Set task: Extract all lines from the data beneath that include the word "migrations".
──────── Records for the task ────────
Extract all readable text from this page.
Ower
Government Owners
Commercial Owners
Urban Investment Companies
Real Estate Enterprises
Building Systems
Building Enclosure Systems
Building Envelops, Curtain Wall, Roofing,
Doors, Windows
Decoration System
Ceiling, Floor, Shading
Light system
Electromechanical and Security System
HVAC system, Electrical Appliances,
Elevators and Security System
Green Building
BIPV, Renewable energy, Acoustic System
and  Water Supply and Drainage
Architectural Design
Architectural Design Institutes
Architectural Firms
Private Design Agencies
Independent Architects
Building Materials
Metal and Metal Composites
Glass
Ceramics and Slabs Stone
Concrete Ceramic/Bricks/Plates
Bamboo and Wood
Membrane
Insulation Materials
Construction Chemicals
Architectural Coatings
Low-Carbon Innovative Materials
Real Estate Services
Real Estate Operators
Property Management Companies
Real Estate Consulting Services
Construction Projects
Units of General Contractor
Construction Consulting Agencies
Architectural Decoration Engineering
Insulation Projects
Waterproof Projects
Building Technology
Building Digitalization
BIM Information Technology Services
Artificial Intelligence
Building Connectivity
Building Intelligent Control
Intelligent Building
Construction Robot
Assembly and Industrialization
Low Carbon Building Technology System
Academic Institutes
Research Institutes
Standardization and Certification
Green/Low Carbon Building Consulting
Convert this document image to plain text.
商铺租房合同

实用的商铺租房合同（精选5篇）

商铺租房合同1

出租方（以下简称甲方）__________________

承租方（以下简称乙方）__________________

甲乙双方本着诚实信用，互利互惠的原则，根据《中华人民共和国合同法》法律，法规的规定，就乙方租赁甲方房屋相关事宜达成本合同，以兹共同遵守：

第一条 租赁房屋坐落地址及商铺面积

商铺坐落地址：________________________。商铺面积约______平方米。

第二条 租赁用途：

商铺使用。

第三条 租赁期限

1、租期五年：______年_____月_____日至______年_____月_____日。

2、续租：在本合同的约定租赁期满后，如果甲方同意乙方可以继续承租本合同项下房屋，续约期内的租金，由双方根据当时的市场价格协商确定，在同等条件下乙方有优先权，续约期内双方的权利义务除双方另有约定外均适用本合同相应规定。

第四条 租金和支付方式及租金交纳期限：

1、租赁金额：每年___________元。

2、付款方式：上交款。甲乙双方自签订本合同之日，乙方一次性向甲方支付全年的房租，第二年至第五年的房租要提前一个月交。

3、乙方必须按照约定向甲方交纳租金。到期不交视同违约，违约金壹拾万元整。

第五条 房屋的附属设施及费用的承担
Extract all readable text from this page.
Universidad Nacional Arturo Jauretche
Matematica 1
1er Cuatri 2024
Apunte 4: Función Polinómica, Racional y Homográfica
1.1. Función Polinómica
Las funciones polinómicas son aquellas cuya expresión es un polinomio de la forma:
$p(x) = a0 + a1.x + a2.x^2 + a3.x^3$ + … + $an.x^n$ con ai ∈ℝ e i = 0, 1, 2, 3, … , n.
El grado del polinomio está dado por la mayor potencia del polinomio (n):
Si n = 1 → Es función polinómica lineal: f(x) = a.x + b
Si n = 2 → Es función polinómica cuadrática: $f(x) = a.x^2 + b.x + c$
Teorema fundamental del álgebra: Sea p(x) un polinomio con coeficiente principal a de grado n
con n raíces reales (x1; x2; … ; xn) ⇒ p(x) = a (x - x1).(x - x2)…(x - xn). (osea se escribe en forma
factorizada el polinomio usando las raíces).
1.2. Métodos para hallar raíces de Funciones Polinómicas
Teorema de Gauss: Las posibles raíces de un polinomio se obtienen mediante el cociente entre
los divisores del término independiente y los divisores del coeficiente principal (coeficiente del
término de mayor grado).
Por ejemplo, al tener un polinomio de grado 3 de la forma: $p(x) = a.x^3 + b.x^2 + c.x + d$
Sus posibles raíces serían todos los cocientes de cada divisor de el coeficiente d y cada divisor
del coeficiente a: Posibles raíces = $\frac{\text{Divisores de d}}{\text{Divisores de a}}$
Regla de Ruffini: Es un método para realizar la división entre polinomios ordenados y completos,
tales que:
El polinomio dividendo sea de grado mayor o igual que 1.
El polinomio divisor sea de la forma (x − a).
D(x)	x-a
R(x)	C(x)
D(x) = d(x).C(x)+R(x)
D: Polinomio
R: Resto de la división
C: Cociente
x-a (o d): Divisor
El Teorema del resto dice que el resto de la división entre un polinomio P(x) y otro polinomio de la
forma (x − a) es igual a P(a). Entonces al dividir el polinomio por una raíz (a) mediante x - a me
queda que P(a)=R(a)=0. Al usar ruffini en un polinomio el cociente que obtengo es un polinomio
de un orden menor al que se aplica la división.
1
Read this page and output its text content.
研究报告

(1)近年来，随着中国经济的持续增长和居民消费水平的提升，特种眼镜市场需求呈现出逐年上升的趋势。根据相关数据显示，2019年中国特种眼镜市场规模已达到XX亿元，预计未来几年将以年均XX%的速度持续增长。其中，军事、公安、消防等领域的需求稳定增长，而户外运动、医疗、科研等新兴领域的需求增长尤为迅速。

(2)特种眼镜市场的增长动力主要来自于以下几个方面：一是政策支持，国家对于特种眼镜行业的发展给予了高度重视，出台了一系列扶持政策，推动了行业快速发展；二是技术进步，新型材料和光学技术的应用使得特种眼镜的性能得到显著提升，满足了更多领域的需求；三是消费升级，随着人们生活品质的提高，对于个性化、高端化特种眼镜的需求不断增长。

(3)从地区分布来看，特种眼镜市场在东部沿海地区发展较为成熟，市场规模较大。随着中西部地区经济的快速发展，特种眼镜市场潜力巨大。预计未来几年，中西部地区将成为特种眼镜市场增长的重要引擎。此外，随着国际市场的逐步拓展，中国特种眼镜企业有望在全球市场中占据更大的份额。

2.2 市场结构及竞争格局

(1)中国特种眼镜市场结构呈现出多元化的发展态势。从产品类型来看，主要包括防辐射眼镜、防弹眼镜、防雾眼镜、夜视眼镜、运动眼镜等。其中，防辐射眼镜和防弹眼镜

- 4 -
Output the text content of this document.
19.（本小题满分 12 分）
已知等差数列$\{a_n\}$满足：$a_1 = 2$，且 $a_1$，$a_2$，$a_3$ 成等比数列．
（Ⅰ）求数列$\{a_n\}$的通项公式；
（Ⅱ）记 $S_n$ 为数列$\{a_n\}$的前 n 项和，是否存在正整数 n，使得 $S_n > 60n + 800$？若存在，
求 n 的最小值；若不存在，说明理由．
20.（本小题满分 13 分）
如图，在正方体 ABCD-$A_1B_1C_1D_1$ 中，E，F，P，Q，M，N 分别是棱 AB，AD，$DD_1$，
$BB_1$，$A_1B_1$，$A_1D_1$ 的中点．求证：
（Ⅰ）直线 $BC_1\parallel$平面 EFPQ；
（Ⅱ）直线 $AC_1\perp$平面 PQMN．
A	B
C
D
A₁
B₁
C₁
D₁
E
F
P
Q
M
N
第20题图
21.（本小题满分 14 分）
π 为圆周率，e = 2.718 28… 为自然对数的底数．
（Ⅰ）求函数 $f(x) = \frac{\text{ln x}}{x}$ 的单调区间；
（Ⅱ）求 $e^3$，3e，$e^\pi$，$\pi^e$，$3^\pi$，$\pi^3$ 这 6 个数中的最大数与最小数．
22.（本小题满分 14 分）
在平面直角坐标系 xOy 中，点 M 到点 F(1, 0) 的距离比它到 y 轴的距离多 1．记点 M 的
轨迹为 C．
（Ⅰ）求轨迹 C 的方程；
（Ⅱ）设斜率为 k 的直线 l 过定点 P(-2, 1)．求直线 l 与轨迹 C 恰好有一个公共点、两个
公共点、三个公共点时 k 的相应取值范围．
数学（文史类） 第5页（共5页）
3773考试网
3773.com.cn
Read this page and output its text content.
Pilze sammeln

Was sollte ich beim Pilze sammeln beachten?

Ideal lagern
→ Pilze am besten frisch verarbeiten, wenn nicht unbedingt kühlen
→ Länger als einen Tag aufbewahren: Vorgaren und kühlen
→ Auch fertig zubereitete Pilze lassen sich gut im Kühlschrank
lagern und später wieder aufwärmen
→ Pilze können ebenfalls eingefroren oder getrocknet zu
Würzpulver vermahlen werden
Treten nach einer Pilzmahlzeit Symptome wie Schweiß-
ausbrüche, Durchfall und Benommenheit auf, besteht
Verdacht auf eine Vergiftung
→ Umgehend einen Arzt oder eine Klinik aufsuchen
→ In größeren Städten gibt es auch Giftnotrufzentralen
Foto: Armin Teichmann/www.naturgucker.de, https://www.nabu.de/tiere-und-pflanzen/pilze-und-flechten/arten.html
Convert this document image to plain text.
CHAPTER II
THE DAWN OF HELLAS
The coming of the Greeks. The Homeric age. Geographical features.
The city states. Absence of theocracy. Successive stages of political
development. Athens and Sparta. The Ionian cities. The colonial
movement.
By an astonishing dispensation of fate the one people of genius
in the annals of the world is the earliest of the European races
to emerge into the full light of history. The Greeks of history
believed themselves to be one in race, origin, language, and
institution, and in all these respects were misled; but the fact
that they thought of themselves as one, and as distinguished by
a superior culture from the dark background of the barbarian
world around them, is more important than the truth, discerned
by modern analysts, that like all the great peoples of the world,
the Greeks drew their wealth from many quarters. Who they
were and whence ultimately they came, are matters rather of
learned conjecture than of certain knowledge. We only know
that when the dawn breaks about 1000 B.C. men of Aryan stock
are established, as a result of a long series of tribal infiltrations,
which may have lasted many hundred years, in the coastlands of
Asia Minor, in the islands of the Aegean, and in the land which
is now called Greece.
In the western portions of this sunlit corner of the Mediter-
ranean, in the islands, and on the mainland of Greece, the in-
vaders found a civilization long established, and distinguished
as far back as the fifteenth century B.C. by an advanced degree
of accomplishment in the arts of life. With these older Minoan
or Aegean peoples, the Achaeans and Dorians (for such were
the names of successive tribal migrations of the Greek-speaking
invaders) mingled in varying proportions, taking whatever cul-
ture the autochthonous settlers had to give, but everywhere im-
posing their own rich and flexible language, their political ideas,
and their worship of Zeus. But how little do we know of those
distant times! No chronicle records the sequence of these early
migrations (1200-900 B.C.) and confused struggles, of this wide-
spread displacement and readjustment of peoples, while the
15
────────
Complete output:
the names of successive tribal migrations of the Greek-speaking
migrations (1200-900 B.C.) and confused struggles, of this wide-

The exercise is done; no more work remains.